#### Trecho:
Descrição de chapéu Eleições 2018

O sabor amargo de votar já quase cinquentão

Collor foi o mais desabrido crítico do governo megaimpopular de José Sarney

Clóvis Rossi
São Paulo

​Este é o quinto texto da série "Minha Eleição", que todo sábado trará relatos de repórteres sobre a cobertura de eleições presidenciais brasileiras do passado.

 

Saí para votar, no dia 15 de novembro de 1989, com a desagradável sensação de que havia sido roubado. Estava com 46 anos, quase 47, mas votava pela primeira vez para presidente da República.

O fato de só poder votar nessa idade tardia deixava evidente que sofrera uma violação grave de meus direitos cívicos durante 29 anos. Afinal, a eleição presidencial legítima anterior fora em 1960. Eu tinha 17 anos e a idade mínima para votar era de 18 anos.

Para acentuar a sensação de roubo de direitos, o ambiente no dia da votação era de fato de alguma excitação, mas nada nem remotamente parecido com o porre cívico que eu testemunhara antes nas eleições de retorno à democracia na Argentina (1983), no Uruguai (1984) e no Chile (1988). No Chile, na verdade, em 1988, deu-se não uma eleição presidencial, mas o plebiscito que cravaria um rotundo "não" à continuidade da ditadura de Augusto Pinochet e, por extensão, determinara a eleição presidencial para 1989.

No Brasil, com o seu histórico atraso civilizacional, a saída da ditadura se dera em 1985, não pela via mais legítima, a do voto popular, mas por decisão do Congresso. Festa até houve, mas não nas ruas.
A campanha de 1989 foi a última que se deu em ambiente de Guerra Fria. O Muro de Berlim, em cujos escombros ficaria o comunismo, só cairia seis dias antes da votação no Brasil. Entende-se, por isso, que ainda houvesse temor ao comunismo (irracional, do meu ponto de vista).

O establishment estava em pânico com o que se batizou à época de "monstro Brizula", justaposição dos nomes de Leonel Brizola e Luiz Inácio Lula da Silva. Eram os esquerdistas mais notórios na enorme lista de pré-candidatos (chegaram às urnas 22 nomes).

#### Exercícios para fazer:
1. No relato sobre a eleição de 1989, quais países aparecem como lugares onde o autor viu eleições de volta à democracia? Diga também o ano de cada uma.
2. Segundo o relato sobre a eleição de 1989, quantos nomes chegaram às urnas naquele ano?
3. Siga escrevendo o relato sobre a eleição de 1989 a partir da última frase.
O material abaixo não entra em nenhuma das atividades.

#### Seção de dados:
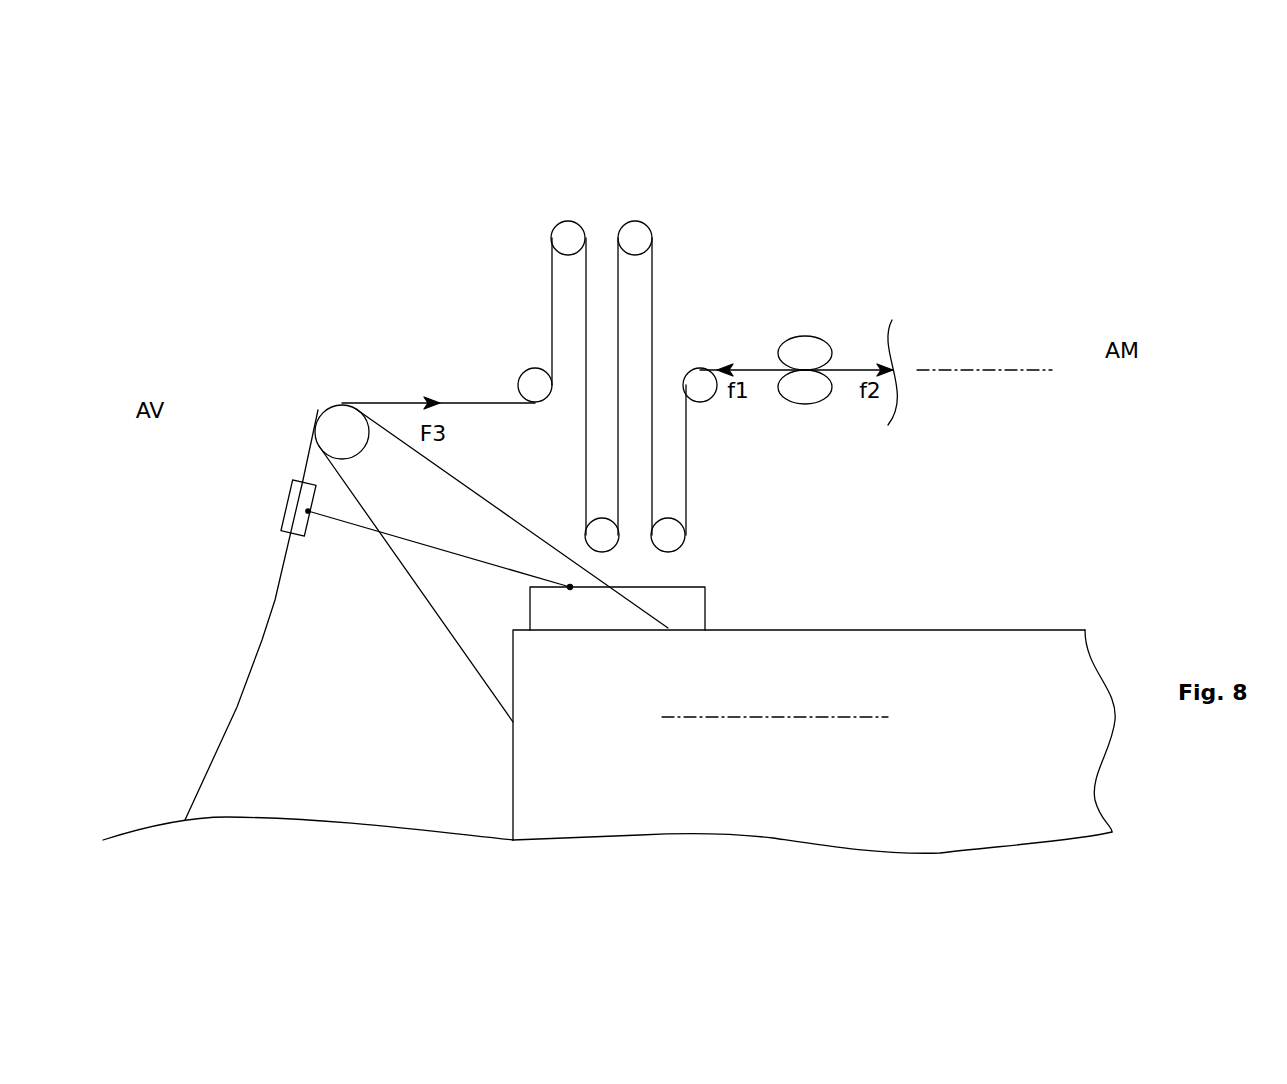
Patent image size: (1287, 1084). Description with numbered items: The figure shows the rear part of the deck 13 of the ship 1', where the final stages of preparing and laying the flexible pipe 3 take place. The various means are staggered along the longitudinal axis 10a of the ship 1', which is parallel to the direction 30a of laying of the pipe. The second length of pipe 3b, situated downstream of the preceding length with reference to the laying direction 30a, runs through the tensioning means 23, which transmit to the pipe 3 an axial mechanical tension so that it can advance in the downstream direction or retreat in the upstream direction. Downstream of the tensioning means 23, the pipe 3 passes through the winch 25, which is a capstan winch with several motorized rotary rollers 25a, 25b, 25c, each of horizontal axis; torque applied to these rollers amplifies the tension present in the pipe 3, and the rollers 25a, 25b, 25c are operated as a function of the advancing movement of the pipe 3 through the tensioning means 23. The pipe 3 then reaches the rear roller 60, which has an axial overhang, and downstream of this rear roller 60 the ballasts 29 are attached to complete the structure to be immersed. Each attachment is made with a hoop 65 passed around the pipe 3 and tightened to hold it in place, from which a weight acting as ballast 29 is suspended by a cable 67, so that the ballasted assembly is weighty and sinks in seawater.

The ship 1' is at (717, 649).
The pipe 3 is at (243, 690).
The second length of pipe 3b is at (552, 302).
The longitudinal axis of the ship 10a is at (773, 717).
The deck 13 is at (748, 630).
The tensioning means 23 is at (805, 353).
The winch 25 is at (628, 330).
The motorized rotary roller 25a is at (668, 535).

#### Resultados do exercício:
1. Argentina (1983), Uruguai (1984) e Chile (1988).

2. Chegaram às urnas 22 nomes.

3.
Collor durante passeata, em agosto de 1989, em Niterói (RJ); na ocasião, houve desentendimento de apoiadores do candidato com brizolistas
Collor durante passeata, em agosto de 1989, em Niterói (RJ); na ocasião, houve desentendimento de apoiadores do candidato com brizolistas - Chico Ferreira/Folhapress

Os dois saltaram à frente nas pesquisas, enquanto o centro e a direita tinham dificuldade em concretizar um nome competitivo. Até que surgiu do nada um certo Fernando Collor de Mello. Quando começou a subir nas pesquisas, Brizola, em almoço nesta Folha, desprezou a hipótese de vitória de Collor, dizendo que seria "a-histórica".

Não deixa de ser verdade: Collor era o candidato de um partido que hoje seria batizado como "fake", o PRN (Partido de Reconstrução Nacional), governava um Estado (Alagoas) irrelevante na política nacional e era um desconhecido no resto do país.

Como evidência (mais uma) da leseira institucional do Brasil, o nome do partido de Collor era um sinal do desejo de refundar a República que assola a pátria de tempos em tempos. 

Tanto que Collor era o mais virulento crítico do governo de turno, por sua vez nascido com outro rótulo de refundação ("Nova República").

A ascensão de Collor, por ser insólita, levou os adversários e boa parte dos analistas a atribuí-la à Rede Globo de Televisão. Que a Globo fez o possível para eleger Collor, prova-o a manipulação do debate final do segundo turno, entre ele e Lula.

Mas, no início da campanha, a Globo parecia empenhada em colocar o governador paulista Orestes Quércia no lugar de Ulysses Guimarães como candidato do PMDB —afinal, o maior partido da República, que elegera, no pleito estadual e legislativo anterior (1986), todos os governadores, menos o de Sergipe, e a maioria absoluta dos senadores e deputados federais.

Collor passeia de jet ski no Lago Norte, em Brasília, em março de 1999
Collor passeia de jet ski no Lago Norte, em Brasília, em março de 1999 - Lula Marques/Folhapress

Ulysses era o candidato errado na hora errada. Se o presidente da época, José Sarney, tivesse se contentado com quatro anos de mandato, o pleito seria em 1988, e o velho cacique peemedebista estaria no auge, como o responsável maior pela Constituição que dava fim institucional ao período autoritário.

Em 1989, o que abundavam eram as tratativas para decapitá-lo como candidato. Houve até uma reunião de governadores no apartamento de Ulysses em Brasília, convocada com a explícita finalidade de fazê-lo desistir. 

Mal começou a reunião, o governador de Minas, Newton Cardoso, saiu às pressas e, ao passar pelos jornalistas que fazíamos plantão, deixou escapar sonoro peido.

Forneceu-me a abertura do texto sobre a reunião: dizia que a tentativa de afastar Ulysses "terminara literalmente em um traque".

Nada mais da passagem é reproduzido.